**Written instruction:**
Skip the images and return the records below exactly.

**Excerpted data:**
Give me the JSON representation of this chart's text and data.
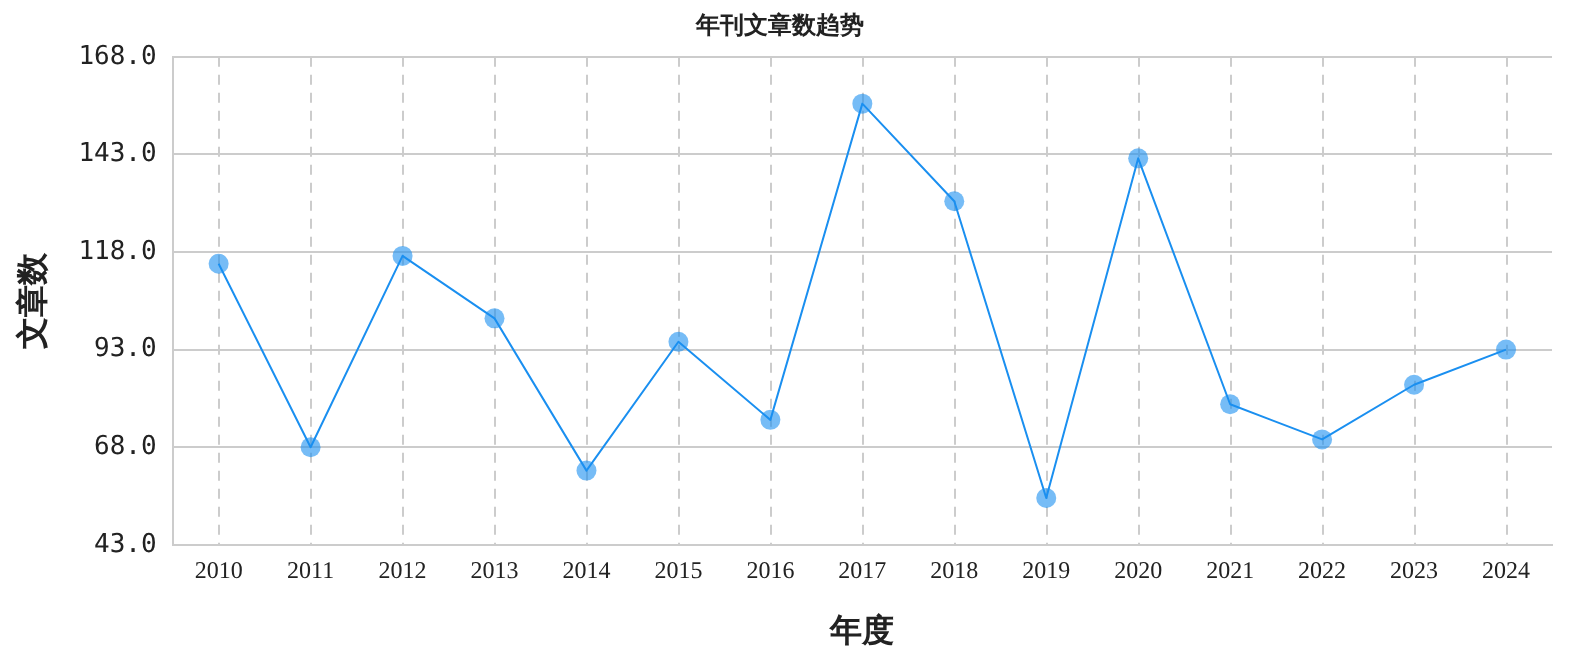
{
  "chart_data": {
    "type": "line",
    "title": "年刊文章数趋势",
    "xlabel": "年度",
    "ylabel": "文章数",
    "categories": [
      "2010",
      "2011",
      "2012",
      "2013",
      "2014",
      "2015",
      "2016",
      "2017",
      "2018",
      "2019",
      "2020",
      "2021",
      "2022",
      "2023",
      "2024"
    ],
    "series": [
      {
        "color": "#1a8ff0",
        "values": [
          115,
          68,
          117,
          101,
          62,
          95,
          75,
          156,
          131,
          55,
          142,
          79,
          70,
          84,
          93
        ]
      }
    ],
    "ylim": [
      43,
      168
    ],
    "yticks": [
      {
        "value": 43,
        "label": "43.0"
      },
      {
        "value": 68,
        "label": "68.0"
      },
      {
        "value": 93,
        "label": "93.0"
      },
      {
        "value": 118,
        "label": "118.0"
      },
      {
        "value": 143,
        "label": "143.0"
      },
      {
        "value": 168,
        "label": "168.0"
      }
    ],
    "grid": true,
    "legend": false,
    "marker": "circle",
    "line_style": "solid"
  }
}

**Complete response:**
Give me the JSON representation of this chart's text and data.
{
  "chart_data": {
    "type": "line",
    "title": "年刊文章数趋势",
    "xlabel": "年度",
    "ylabel": "文章数",
    "categories": [
      "2010",
      "2011",
      "2012",
      "2013",
      "2014",
      "2015",
      "2016",
      "2017",
      "2018",
      "2019",
      "2020",
      "2021",
      "2022",
      "2023",
      "2024"
    ],
    "series": [
      {
        "color": "#1a8ff0",
        "values": [
          115,
          68,
          117,
          101,
          62,
          95,
          75,
          156,
          131,
          55,
          142,
          79,
          70,
          84,
          93
        ]
      }
    ],
    "ylim": [
      43,
      168
    ],
    "yticks": [
      {
        "value": 43,
        "label": "43.0"
      },
      {
        "value": 68,
        "label": "68.0"
      },
      {
        "value": 93,
        "label": "93.0"
      },
      {
        "value": 118,
        "label": "118.0"
      },
      {
        "value": 143,
        "label": "143.0"
      },
      {
        "value": 168,
        "label": "168.0"
      }
    ],
    "grid": true,
    "legend": false,
    "marker": "circle",
    "line_style": "solid"
  }
}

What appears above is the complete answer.